● **SUPPLIED TEXT**
-- -- --

At a picnic, a Styrofoam cup contains lemonade and ice at 0 degree C. The thickness of the cup is 2.0*10^-3m, and the area is 0.016 m^2. The temperature at the outside surface of the cup is 35 degree C. The latent heat of fusion for ice is 3.35*1065 J/kg. What mass of ice melts in one hour?

You need the heat transfer coefficient of styrofoam. It is about .01 watts meters/deg

call area of foam A = .016 m^2
call temperature difference across styrofoam = 35 - 0 = 35 deg C
call thickness of foam t = 2*10^-3 m
then heat gained through foam = (k A/t)((35-0)
heat gain rate watts = (.01*.016/.002)(35)

-- -- --

● **DATA PROVIDED**
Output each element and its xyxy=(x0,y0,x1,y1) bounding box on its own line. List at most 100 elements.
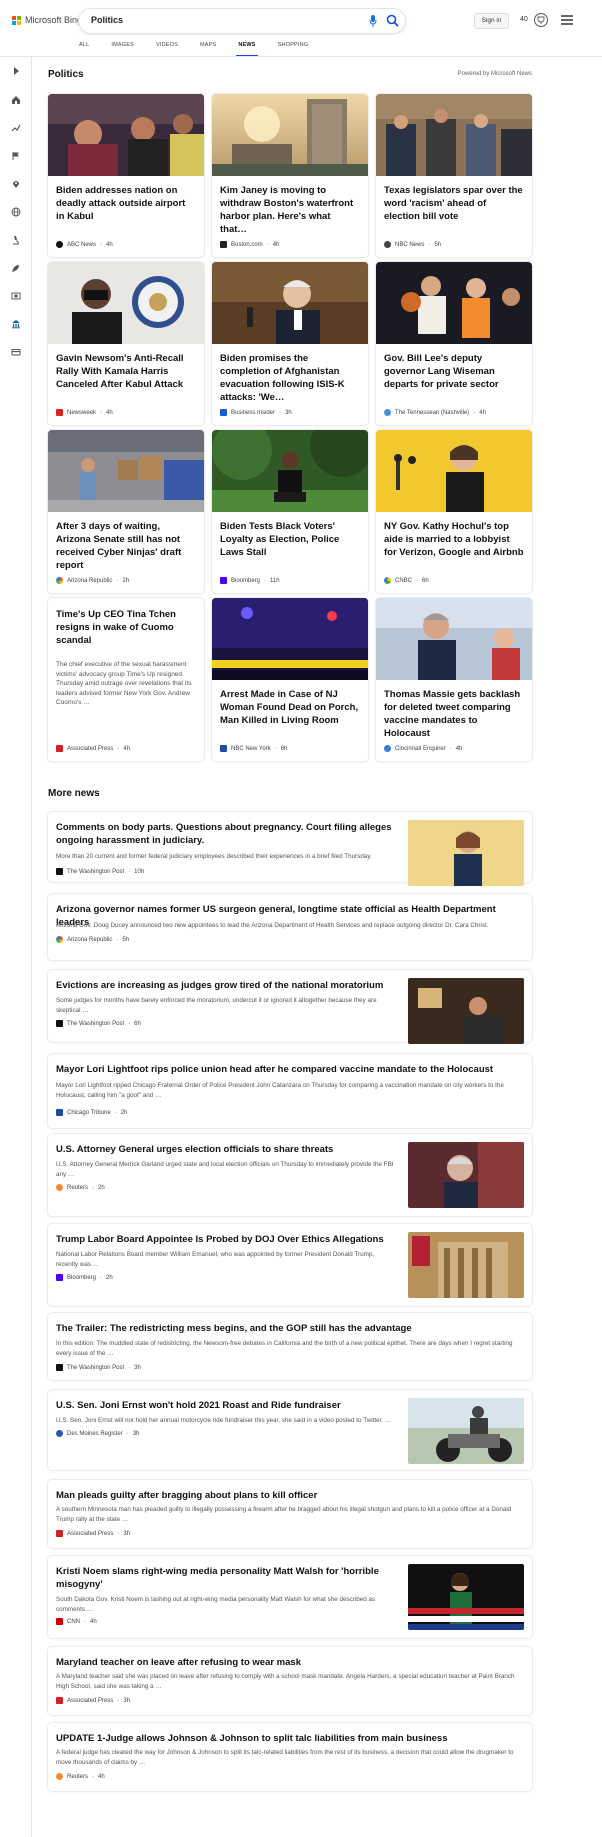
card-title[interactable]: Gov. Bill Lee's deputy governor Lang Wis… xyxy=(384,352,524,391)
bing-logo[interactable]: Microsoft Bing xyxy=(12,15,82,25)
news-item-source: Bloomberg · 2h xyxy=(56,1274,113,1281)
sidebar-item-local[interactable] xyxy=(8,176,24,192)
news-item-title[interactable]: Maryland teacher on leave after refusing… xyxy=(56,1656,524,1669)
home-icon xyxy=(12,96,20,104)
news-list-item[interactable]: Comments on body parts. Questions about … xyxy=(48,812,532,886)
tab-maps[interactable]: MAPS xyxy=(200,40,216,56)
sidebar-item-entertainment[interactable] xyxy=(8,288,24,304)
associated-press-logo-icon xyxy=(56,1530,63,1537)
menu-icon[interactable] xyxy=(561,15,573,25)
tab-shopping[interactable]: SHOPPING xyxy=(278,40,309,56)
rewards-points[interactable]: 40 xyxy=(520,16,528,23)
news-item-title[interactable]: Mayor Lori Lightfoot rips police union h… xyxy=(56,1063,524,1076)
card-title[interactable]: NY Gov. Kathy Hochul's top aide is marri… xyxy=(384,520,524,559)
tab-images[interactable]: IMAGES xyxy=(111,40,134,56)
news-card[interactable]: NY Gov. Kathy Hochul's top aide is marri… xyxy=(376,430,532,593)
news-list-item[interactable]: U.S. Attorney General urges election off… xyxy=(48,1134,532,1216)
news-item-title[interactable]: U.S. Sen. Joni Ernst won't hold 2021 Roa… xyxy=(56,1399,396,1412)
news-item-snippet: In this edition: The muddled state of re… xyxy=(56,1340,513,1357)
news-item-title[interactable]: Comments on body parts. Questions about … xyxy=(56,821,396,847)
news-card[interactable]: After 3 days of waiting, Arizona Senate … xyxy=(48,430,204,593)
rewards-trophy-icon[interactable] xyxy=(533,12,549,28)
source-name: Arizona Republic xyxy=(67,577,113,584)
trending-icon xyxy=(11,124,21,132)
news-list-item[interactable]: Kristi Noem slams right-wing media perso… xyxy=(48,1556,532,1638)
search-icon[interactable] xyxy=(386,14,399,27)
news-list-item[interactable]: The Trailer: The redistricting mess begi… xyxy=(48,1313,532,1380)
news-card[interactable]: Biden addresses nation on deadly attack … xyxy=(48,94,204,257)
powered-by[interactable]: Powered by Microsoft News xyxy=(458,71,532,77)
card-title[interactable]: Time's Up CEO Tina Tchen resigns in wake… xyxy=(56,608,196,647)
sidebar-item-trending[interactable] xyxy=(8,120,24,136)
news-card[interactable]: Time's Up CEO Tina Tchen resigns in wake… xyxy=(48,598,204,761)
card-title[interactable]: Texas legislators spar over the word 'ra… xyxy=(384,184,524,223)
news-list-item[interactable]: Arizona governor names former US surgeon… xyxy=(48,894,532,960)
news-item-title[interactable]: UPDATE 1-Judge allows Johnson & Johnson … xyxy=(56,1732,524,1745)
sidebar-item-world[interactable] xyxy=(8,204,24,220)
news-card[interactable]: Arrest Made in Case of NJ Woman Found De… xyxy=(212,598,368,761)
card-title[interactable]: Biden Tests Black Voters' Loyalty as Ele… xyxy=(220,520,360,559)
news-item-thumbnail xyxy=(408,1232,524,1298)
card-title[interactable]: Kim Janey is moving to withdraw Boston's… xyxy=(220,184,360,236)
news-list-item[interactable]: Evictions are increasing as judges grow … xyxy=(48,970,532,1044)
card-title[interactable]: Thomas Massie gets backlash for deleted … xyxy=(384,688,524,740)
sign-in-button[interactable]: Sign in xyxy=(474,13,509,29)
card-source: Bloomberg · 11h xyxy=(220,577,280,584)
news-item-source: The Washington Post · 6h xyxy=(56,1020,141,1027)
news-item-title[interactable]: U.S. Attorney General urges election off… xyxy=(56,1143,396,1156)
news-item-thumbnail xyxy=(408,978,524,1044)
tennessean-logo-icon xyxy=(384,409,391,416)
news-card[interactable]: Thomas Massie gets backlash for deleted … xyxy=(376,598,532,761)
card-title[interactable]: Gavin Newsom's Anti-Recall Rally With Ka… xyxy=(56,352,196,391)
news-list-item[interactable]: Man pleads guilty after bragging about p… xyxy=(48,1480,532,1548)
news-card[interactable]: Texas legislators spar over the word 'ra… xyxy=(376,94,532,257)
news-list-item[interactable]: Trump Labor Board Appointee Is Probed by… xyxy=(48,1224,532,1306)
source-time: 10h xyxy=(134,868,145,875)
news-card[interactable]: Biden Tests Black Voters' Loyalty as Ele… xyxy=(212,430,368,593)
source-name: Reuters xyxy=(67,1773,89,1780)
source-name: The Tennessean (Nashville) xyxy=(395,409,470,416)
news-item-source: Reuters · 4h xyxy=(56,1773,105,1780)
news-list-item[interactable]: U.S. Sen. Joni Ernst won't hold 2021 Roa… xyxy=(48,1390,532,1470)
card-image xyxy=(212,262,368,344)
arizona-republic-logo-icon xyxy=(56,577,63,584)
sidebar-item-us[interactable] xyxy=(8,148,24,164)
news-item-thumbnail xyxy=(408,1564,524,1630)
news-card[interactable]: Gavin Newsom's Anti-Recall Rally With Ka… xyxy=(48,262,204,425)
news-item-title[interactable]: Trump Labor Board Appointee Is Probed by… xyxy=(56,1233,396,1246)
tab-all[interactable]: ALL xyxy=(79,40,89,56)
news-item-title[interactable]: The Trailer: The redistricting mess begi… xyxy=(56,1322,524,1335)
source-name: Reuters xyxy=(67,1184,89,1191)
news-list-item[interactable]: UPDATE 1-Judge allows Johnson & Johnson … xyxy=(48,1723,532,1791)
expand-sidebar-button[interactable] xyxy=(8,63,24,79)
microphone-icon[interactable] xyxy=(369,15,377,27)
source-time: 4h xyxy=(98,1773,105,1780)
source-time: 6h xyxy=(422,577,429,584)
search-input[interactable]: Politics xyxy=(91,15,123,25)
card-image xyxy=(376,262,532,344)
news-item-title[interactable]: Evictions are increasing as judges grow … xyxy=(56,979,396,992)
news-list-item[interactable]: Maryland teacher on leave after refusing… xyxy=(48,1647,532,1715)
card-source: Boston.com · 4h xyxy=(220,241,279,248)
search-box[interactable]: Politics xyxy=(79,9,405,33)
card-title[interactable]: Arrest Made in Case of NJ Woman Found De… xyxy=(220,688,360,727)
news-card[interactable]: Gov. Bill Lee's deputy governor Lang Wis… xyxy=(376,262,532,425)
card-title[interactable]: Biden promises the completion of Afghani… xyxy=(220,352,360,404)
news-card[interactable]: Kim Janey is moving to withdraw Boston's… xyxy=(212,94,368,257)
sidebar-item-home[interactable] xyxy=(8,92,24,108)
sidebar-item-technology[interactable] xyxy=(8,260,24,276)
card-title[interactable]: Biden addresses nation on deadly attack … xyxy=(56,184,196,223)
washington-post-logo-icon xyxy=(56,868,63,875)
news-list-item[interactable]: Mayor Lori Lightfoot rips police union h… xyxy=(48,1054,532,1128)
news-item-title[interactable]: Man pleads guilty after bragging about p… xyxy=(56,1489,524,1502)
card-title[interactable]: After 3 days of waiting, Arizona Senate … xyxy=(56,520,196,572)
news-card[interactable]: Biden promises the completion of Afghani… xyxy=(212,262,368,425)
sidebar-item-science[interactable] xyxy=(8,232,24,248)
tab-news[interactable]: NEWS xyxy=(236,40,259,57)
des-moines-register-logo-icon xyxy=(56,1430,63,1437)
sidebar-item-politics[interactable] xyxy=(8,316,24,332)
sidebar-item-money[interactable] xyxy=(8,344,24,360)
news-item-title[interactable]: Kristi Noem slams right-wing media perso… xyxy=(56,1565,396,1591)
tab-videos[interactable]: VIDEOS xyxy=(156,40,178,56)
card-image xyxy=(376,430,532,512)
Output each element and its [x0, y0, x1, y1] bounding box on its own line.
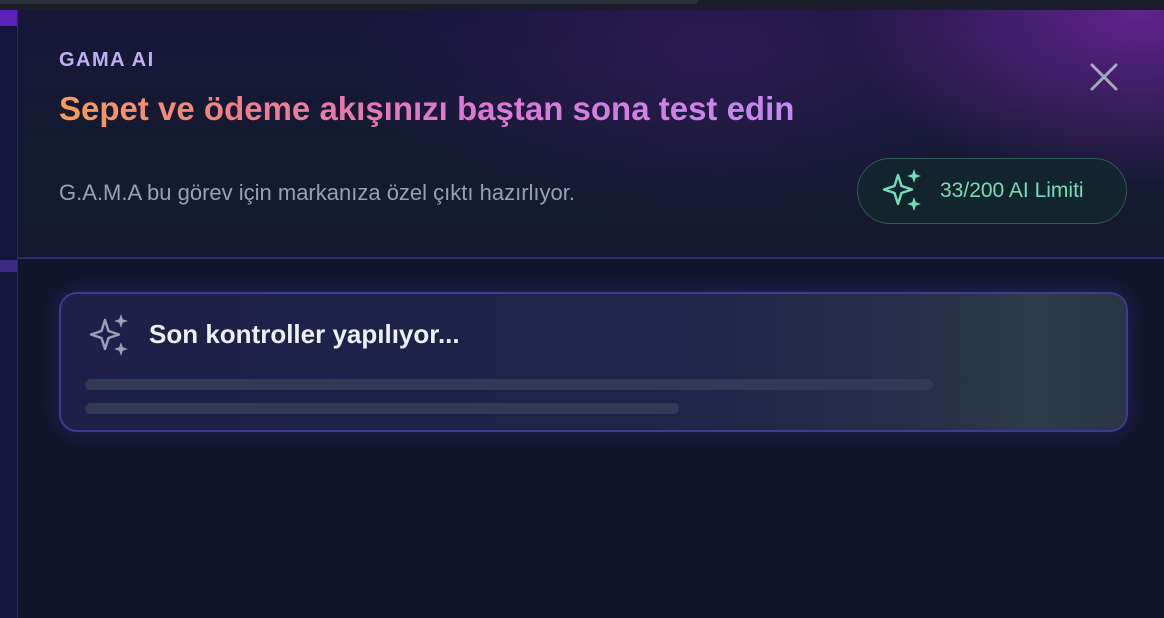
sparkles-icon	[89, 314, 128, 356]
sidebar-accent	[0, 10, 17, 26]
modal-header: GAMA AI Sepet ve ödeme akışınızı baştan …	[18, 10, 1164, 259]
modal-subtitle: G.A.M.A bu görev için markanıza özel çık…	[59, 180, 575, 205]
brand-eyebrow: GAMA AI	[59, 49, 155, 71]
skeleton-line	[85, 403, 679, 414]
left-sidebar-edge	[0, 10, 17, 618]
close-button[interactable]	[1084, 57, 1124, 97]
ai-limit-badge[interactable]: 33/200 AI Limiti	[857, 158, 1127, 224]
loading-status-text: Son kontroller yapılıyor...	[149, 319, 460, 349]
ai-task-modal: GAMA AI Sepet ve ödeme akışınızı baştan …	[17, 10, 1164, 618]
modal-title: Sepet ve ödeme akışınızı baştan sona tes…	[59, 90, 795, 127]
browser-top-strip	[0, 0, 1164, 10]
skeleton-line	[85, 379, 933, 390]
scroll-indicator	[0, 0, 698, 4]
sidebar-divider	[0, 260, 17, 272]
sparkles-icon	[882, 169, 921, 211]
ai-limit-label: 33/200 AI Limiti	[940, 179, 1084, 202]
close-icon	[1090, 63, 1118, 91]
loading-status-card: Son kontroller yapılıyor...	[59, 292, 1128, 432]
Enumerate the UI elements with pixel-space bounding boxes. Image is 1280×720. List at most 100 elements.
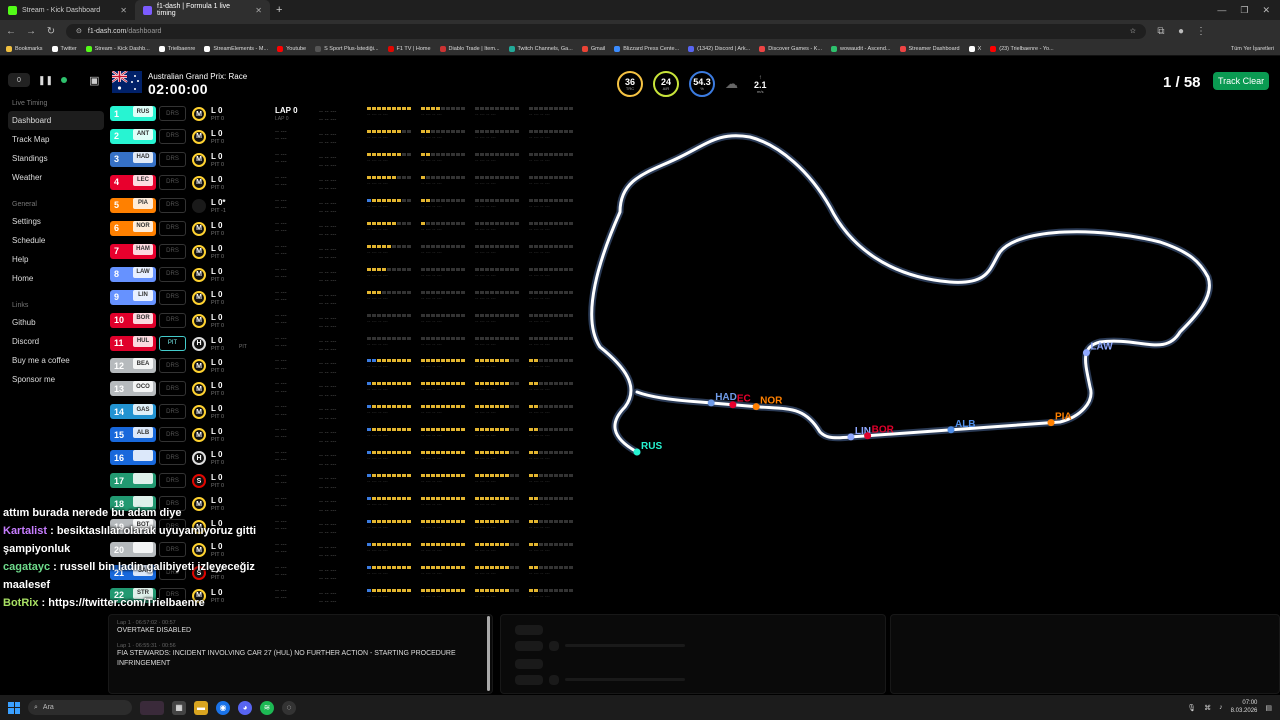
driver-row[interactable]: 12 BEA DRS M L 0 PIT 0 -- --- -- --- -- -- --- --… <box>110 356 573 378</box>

-- -- --

● **TO BE DONE**
a. In the Styrofoam cup problem, what is the temperature at the outside surface of the cup?
b. Continue the Styrofoam cup problem and its worked reply, starting after its final line.

● **RESPONSES IN ORDER**
a. 35 degrees C

b.
That watts * time in seconds = Joules
so that times 3600 = Joules gained to melt ice in one hour. Now kg melted = Joules gained/ heat of fusion in Joules/ kilogram

By the way, I think heat of fusion is about 3.33 * 10^5 Joules/kg. You have a typo.

I don't really get the last part...so that times 3600 = Joules gained to melt ice in one hour. Now kg melted = Joules gained/ heat of fusion in Joules/ kilogram

Please explain.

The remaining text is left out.